══ Data to process

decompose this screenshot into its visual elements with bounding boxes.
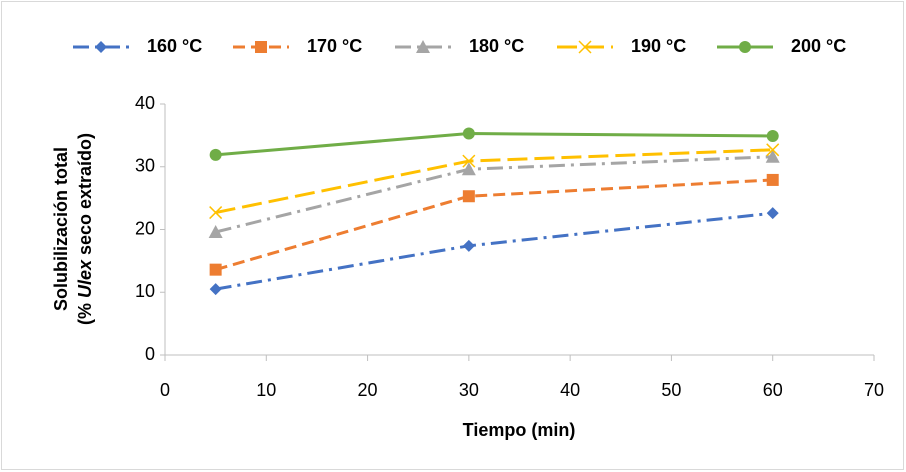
legend-label: 190 °C [631, 36, 686, 56]
y-axis-label: Solubilización total (% Ulex seco extraí… [51, 133, 95, 325]
legend-label: 160 °C [147, 36, 202, 56]
x-tick-label: 40 [560, 380, 580, 400]
data-point [765, 149, 780, 163]
data-point [462, 239, 475, 252]
y-tick-label: 20 [135, 218, 155, 238]
legend-label: 180 °C [469, 36, 524, 56]
legend-label: 170 °C [307, 36, 362, 56]
legend-entry: 170 °C [233, 36, 362, 56]
label-part: (% [75, 298, 95, 325]
legend-entry: 190 °C [557, 36, 686, 56]
x-tick-label: 0 [160, 380, 170, 400]
legend-label: 200 °C [791, 36, 846, 56]
data-point [766, 173, 779, 186]
legend-marker [95, 41, 107, 53]
x-tick-label: 70 [864, 380, 884, 400]
x-tick-label: 20 [358, 380, 378, 400]
legend-marker [578, 40, 592, 54]
y-tick-label: 10 [135, 281, 155, 301]
y-axis-label-line: Solubilización total [51, 147, 71, 311]
y-tick-label: 0 [145, 344, 155, 364]
x-axis-label: Tiempo (min) [463, 420, 576, 440]
data-point [209, 283, 222, 296]
data-point [462, 154, 476, 168]
x-tick-label: 30 [459, 380, 479, 400]
data-point [462, 127, 475, 140]
legend-marker [416, 40, 430, 53]
legend-entry: 200 °C [717, 36, 846, 56]
data-point [208, 225, 223, 239]
y-axis-label-line: (% Ulex seco extraído) [75, 133, 95, 325]
x-tick-label: 10 [256, 380, 276, 400]
data-point [209, 263, 222, 276]
y-tick-label: 30 [135, 156, 155, 176]
x-tick-label: 60 [763, 380, 783, 400]
legend-entry: 160 °C [73, 36, 202, 56]
data-point [766, 130, 779, 143]
x-tick-label: 50 [661, 380, 681, 400]
label-part: Ulex [75, 259, 95, 298]
legend-marker [255, 41, 267, 53]
data-point [209, 206, 223, 220]
legend-entry: 180 °C [395, 36, 524, 56]
data-point [461, 162, 476, 176]
legend-marker [739, 41, 751, 53]
data-point [209, 148, 222, 161]
data-point [462, 190, 475, 203]
data-point [766, 143, 780, 157]
y-tick-label: 40 [135, 93, 155, 113]
data-point [766, 207, 779, 220]
label-part: seco extraído) [75, 133, 95, 260]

════

» Problem description
Present each row above as a numbered list of its lines, skipping any blank lines and leaving the pictures out.

» Full output
1. decompose this screenshot into its visual elements with bounding boxes.
2. legend-label: 190 °C [631, 36, 686, 56]
3. y-axis-label: Solubilización total (% Ulex seco extraí… [51, 133, 95, 325]
4. legend-label: 160 °C [147, 36, 202, 56]
5. x-tick-label: 40 [560, 380, 580, 400]
6. data-point [765, 149, 780, 163]
7. data-point [462, 239, 475, 252]
8. y-tick-label: 20 [135, 218, 155, 238]
9. legend-label: 180 °C [469, 36, 524, 56]
10. legend-label: 170 °C [307, 36, 362, 56]
11. legend-entry: 170 °C [233, 36, 362, 56]
12. label-part: (% [75, 298, 95, 325]
13. legend-entry: 190 °C [557, 36, 686, 56]
14. x-tick-label: 0 [160, 380, 170, 400]
15. legend-label: 200 °C [791, 36, 846, 56]
16. data-point [766, 173, 779, 186]
17. legend-marker [95, 41, 107, 53]
18. x-tick-label: 70 [864, 380, 884, 400]
19. x-tick-label: 20 [358, 380, 378, 400]
20. legend-marker [578, 40, 592, 54]
21. y-tick-label: 10 [135, 281, 155, 301]
22. y-axis-label-line: Solubilización total [51, 147, 71, 311]
23. y-tick-label: 0 [145, 344, 155, 364]
24. x-axis-label: Tiempo (min) [463, 420, 576, 440]
25. data-point [209, 283, 222, 296]
26. data-point [462, 154, 476, 168]
27. x-tick-label: 30 [459, 380, 479, 400]
28. data-point [462, 127, 475, 140]
29. legend-marker [416, 40, 430, 53]
30. legend-entry: 200 °C [717, 36, 846, 56]
31. data-point [208, 225, 223, 239]
32. y-axis-label-line: (% Ulex seco extraído) [75, 133, 95, 325]
33. x-tick-label: 10 [256, 380, 276, 400]
34. data-point [209, 263, 222, 276]
35. y-tick-label: 30 [135, 156, 155, 176]
36. x-tick-label: 60 [763, 380, 783, 400]
37. legend-entry: 160 °C [73, 36, 202, 56]
38. data-point [766, 130, 779, 143]
39. x-tick-label: 50 [661, 380, 681, 400]
40. label-part: Ulex [75, 259, 95, 298]
41. legend-marker [255, 41, 267, 53]
42. data-point [209, 206, 223, 220]
43. legend-entry: 180 °C [395, 36, 524, 56]
44. data-point [461, 162, 476, 176]
45. legend-marker [739, 41, 751, 53]
46. data-point [209, 148, 222, 161]
47. data-point [462, 190, 475, 203]
48. data-point [766, 143, 780, 157]
49. y-tick-label: 40 [135, 93, 155, 113]
50. data-point [766, 207, 779, 220]
51. label-part: seco extraído) [75, 133, 95, 260]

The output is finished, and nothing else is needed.